[TASK PROMPT] The records should be repeated word for word, pictures excluded.

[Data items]
◇ ◇ ◇ ◇

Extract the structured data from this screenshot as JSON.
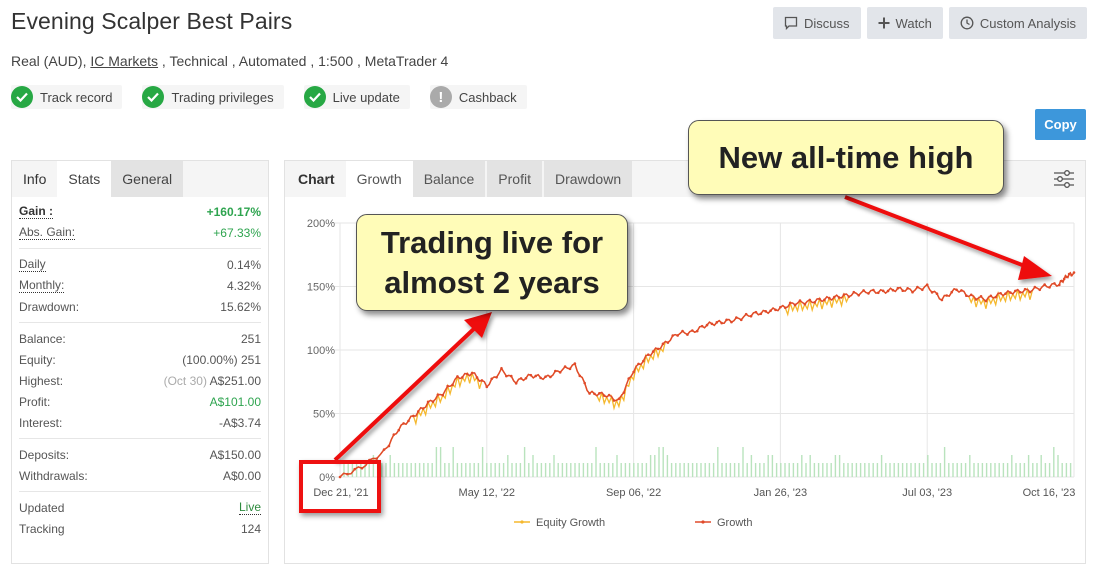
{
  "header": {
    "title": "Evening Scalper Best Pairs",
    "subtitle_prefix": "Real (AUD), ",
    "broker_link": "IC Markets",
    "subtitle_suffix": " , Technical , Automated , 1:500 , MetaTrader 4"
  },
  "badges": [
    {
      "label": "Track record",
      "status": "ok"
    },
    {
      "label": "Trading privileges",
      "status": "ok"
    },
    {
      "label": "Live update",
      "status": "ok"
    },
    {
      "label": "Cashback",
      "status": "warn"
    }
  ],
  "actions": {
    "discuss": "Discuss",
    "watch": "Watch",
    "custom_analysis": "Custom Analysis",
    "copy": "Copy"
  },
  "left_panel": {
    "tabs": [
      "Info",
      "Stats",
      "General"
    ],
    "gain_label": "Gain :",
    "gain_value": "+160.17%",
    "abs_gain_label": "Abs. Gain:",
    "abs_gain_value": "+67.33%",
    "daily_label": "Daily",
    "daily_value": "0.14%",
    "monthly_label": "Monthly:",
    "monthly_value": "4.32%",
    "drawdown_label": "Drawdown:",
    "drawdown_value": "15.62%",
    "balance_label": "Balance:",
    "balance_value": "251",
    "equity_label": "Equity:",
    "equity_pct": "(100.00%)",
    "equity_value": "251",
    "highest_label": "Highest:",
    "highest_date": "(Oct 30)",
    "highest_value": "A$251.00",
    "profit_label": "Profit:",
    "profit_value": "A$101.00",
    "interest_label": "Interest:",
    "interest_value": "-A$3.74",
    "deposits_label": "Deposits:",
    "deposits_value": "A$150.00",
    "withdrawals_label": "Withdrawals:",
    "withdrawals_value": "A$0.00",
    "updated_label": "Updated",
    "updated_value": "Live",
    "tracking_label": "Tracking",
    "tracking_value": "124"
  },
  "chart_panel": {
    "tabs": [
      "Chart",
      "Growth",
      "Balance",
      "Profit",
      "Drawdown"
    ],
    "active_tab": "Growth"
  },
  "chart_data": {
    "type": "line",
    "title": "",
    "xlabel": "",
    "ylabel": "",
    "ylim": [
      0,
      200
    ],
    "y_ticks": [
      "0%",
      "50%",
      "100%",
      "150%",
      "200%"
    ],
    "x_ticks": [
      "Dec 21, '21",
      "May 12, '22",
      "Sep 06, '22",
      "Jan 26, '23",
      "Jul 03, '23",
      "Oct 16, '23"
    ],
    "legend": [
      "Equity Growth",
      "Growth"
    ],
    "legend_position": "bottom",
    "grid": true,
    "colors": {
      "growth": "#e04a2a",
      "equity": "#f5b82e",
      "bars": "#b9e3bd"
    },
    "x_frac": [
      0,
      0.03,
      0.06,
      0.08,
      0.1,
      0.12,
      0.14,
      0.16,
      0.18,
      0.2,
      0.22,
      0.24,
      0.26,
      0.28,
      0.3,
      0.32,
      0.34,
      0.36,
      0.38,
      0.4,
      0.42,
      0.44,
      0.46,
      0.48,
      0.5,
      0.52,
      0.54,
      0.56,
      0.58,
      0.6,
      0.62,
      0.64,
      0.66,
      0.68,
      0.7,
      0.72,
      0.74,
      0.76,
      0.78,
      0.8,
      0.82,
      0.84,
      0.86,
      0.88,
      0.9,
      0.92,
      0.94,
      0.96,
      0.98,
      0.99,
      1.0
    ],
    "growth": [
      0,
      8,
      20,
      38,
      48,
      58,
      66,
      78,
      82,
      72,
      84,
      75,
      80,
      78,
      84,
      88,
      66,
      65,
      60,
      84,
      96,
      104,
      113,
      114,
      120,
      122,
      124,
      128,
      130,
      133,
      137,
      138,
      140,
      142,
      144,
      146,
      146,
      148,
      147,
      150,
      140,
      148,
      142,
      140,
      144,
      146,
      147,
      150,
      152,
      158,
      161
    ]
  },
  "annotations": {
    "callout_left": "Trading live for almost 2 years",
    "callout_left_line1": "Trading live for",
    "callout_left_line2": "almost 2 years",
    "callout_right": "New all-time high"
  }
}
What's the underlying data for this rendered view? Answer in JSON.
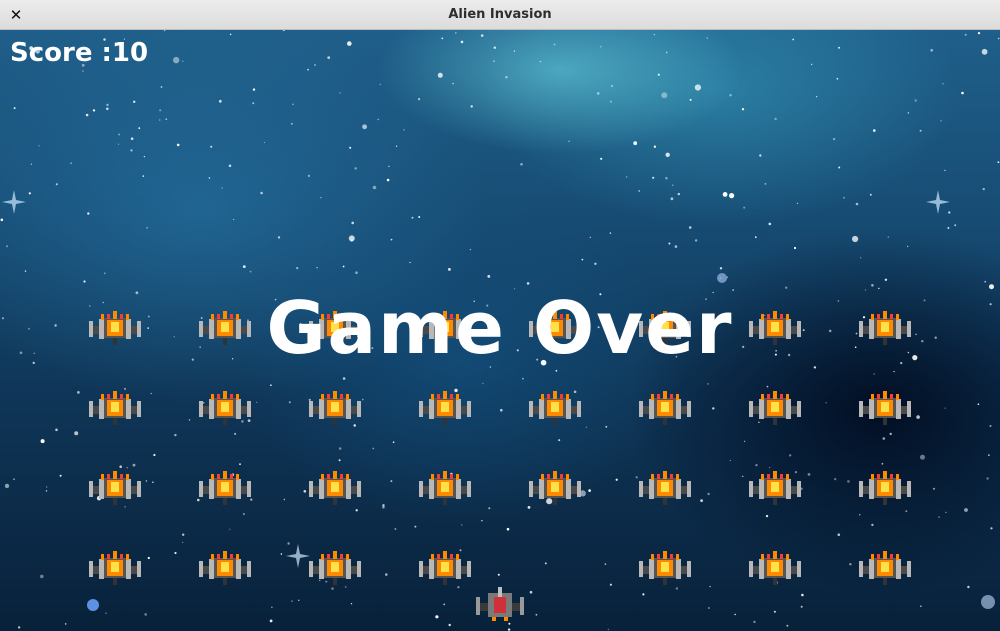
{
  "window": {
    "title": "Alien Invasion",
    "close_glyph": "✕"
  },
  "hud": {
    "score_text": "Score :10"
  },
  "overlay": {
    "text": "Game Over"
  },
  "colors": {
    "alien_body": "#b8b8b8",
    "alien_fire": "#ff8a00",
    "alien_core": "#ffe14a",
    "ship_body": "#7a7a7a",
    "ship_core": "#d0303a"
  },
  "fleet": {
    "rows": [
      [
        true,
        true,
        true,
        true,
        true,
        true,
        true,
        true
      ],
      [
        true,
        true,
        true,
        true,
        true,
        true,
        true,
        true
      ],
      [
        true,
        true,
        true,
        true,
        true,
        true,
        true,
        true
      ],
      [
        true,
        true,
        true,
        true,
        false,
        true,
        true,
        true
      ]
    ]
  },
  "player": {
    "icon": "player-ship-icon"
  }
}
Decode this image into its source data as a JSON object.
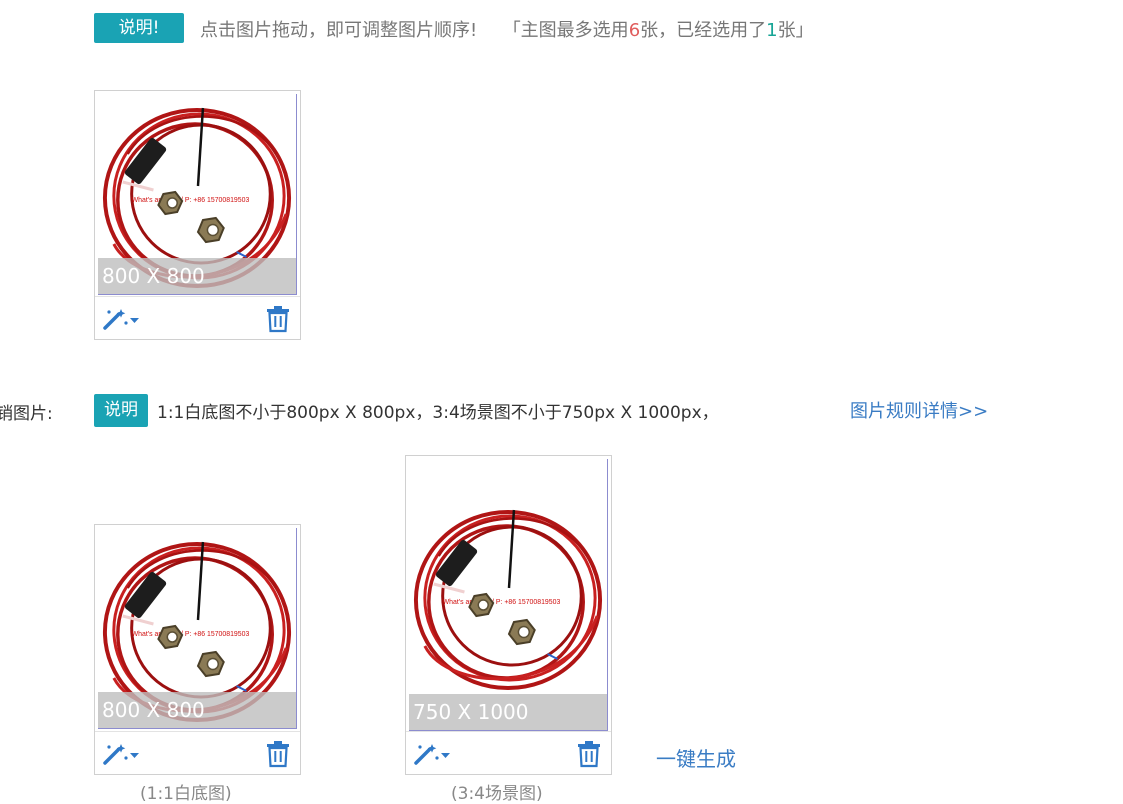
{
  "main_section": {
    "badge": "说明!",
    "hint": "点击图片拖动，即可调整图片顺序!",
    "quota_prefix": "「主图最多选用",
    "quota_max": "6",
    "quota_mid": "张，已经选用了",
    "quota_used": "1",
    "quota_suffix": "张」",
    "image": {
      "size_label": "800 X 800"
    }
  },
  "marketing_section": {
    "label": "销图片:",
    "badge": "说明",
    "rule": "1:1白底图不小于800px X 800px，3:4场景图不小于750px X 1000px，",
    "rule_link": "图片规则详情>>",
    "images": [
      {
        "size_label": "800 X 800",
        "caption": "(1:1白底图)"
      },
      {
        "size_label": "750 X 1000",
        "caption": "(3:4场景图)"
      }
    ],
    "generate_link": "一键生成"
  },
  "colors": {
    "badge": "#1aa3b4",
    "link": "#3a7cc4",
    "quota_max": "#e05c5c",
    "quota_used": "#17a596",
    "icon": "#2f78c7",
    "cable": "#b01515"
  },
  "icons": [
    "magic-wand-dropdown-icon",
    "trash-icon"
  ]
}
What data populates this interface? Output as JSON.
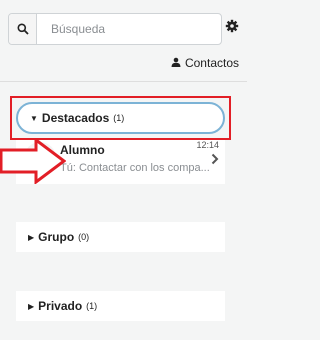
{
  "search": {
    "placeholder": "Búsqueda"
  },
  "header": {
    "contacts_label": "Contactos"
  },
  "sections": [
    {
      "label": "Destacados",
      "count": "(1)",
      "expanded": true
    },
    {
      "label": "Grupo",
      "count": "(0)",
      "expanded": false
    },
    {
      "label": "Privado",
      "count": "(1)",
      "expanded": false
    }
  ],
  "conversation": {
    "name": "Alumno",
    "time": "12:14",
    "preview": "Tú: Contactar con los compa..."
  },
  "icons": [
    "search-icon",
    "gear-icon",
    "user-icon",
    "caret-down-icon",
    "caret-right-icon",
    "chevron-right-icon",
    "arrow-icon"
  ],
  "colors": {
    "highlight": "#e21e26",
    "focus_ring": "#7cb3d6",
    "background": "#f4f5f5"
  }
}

◇ ◇ ◇ ◇

[EXERCISE RESULT]
Extract the structured data from this screenshot as JSON.
{
  "header": {
    "title": "Evening Scalper Best Pairs",
    "subtitle_prefix": "Real (AUD), ",
    "broker_link": "IC Markets",
    "subtitle_suffix": " , Technical , Automated , 1:500 , MetaTrader 4"
  },
  "badges": [
    {
      "label": "Track record",
      "status": "ok"
    },
    {
      "label": "Trading privileges",
      "status": "ok"
    },
    {
      "label": "Live update",
      "status": "ok"
    },
    {
      "label": "Cashback",
      "status": "warn"
    }
  ],
  "actions": {
    "discuss": "Discuss",
    "watch": "Watch",
    "custom_analysis": "Custom Analysis",
    "copy": "Copy"
  },
  "left_panel": {
    "tabs": [
      "Info",
      "Stats",
      "General"
    ],
    "gain_label": "Gain :",
    "gain_value": "+160.17%",
    "abs_gain_label": "Abs. Gain:",
    "abs_gain_value": "+67.33%",
    "daily_label": "Daily",
    "daily_value": "0.14%",
    "monthly_label": "Monthly:",
    "monthly_value": "4.32%",
    "drawdown_label": "Drawdown:",
    "drawdown_value": "15.62%",
    "balance_label": "Balance:",
    "balance_value": "251",
    "equity_label": "Equity:",
    "equity_pct": "(100.00%)",
    "equity_value": "251",
    "highest_label": "Highest:",
    "highest_date": "(Oct 30)",
    "highest_value": "A$251.00",
    "profit_label": "Profit:",
    "profit_value": "A$101.00",
    "interest_label": "Interest:",
    "interest_value": "-A$3.74",
    "deposits_label": "Deposits:",
    "deposits_value": "A$150.00",
    "withdrawals_label": "Withdrawals:",
    "withdrawals_value": "A$0.00",
    "updated_label": "Updated",
    "updated_value": "Live",
    "tracking_label": "Tracking",
    "tracking_value": "124"
  },
  "chart_panel": {
    "tabs": [
      "Chart",
      "Growth",
      "Balance",
      "Profit",
      "Drawdown"
    ],
    "active_tab": "Growth"
  },
  "chart_data": {
    "type": "line",
    "title": "",
    "xlabel": "",
    "ylabel": "",
    "ylim": [
      0,
      200
    ],
    "y_ticks": [
      "0%",
      "50%",
      "100%",
      "150%",
      "200%"
    ],
    "x_ticks": [
      "Dec 21, '21",
      "May 12, '22",
      "Sep 06, '22",
      "Jan 26, '23",
      "Jul 03, '23",
      "Oct 16, '23"
    ],
    "legend": [
      "Equity Growth",
      "Growth"
    ],
    "legend_position": "bottom",
    "grid": true,
    "colors": {
      "growth": "#e04a2a",
      "equity": "#f5b82e",
      "bars": "#b9e3bd"
    },
    "x_frac": [
      0,
      0.03,
      0.06,
      0.08,
      0.1,
      0.12,
      0.14,
      0.16,
      0.18,
      0.2,
      0.22,
      0.24,
      0.26,
      0.28,
      0.3,
      0.32,
      0.34,
      0.36,
      0.38,
      0.4,
      0.42,
      0.44,
      0.46,
      0.48,
      0.5,
      0.52,
      0.54,
      0.56,
      0.58,
      0.6,
      0.62,
      0.64,
      0.66,
      0.68,
      0.7,
      0.72,
      0.74,
      0.76,
      0.78,
      0.8,
      0.82,
      0.84,
      0.86,
      0.88,
      0.9,
      0.92,
      0.94,
      0.96,
      0.98,
      0.99,
      1.0
    ],
    "growth": [
      0,
      8,
      20,
      38,
      48,
      58,
      66,
      78,
      82,
      72,
      84,
      75,
      80,
      78,
      84,
      88,
      66,
      65,
      60,
      84,
      96,
      104,
      113,
      114,
      120,
      122,
      124,
      128,
      130,
      133,
      137,
      138,
      140,
      142,
      144,
      146,
      146,
      148,
      147,
      150,
      140,
      148,
      142,
      140,
      144,
      146,
      147,
      150,
      152,
      158,
      161
    ]
  },
  "annotations": {
    "callout_left": "Trading live for almost 2 years",
    "callout_left_line1": "Trading live for",
    "callout_left_line2": "almost 2 years",
    "callout_right": "New all-time high"
  }
}
What's the underlying data for this rendered view? Answer in JSON.
{
  "window": {
    "title": "Alien Invasion",
    "close_glyph": "✕"
  },
  "hud": {
    "score_text": "Score :10"
  },
  "overlay": {
    "text": "Game Over"
  },
  "colors": {
    "alien_body": "#b8b8b8",
    "alien_fire": "#ff8a00",
    "alien_core": "#ffe14a",
    "ship_body": "#7a7a7a",
    "ship_core": "#d0303a"
  },
  "fleet": {
    "rows": [
      [
        true,
        true,
        true,
        true,
        true,
        true,
        true,
        true
      ],
      [
        true,
        true,
        true,
        true,
        true,
        true,
        true,
        true
      ],
      [
        true,
        true,
        true,
        true,
        true,
        true,
        true,
        true
      ],
      [
        true,
        true,
        true,
        true,
        false,
        true,
        true,
        true
      ]
    ]
  },
  "player": {
    "icon": "player-ship-icon"
  }
}
Decode this image into its source data as a JSON object.
{
  "main_section": {
    "badge": "说明!",
    "hint": "点击图片拖动，即可调整图片顺序!",
    "quota_prefix": "「主图最多选用",
    "quota_max": "6",
    "quota_mid": "张，已经选用了",
    "quota_used": "1",
    "quota_suffix": "张」",
    "image": {
      "size_label": "800 X 800"
    }
  },
  "marketing_section": {
    "label": "销图片:",
    "badge": "说明",
    "rule": "1:1白底图不小于800px X 800px，3:4场景图不小于750px X 1000px，",
    "rule_link": "图片规则详情>>",
    "images": [
      {
        "size_label": "800 X 800",
        "caption": "(1:1白底图)"
      },
      {
        "size_label": "750 X 1000",
        "caption": "(3:4场景图)"
      }
    ],
    "generate_link": "一键生成"
  },
  "colors": {
    "badge": "#1aa3b4",
    "link": "#3a7cc4",
    "quota_max": "#e05c5c",
    "quota_used": "#17a596",
    "icon": "#2f78c7",
    "cable": "#b01515"
  },
  "icons": [
    "magic-wand-dropdown-icon",
    "trash-icon"
  ]
}
What data populates this interface? Output as JSON.
{
  "search": {
    "placeholder": "Búsqueda"
  },
  "header": {
    "contacts_label": "Contactos"
  },
  "sections": [
    {
      "label": "Destacados",
      "count": "(1)",
      "expanded": true
    },
    {
      "label": "Grupo",
      "count": "(0)",
      "expanded": false
    },
    {
      "label": "Privado",
      "count": "(1)",
      "expanded": false
    }
  ],
  "conversation": {
    "name": "Alumno",
    "time": "12:14",
    "preview": "Tú: Contactar con los compa..."
  },
  "icons": [
    "search-icon",
    "gear-icon",
    "user-icon",
    "caret-down-icon",
    "caret-right-icon",
    "chevron-right-icon",
    "arrow-icon"
  ],
  "colors": {
    "highlight": "#e21e26",
    "focus_ring": "#7cb3d6",
    "background": "#f4f5f5"
  }
}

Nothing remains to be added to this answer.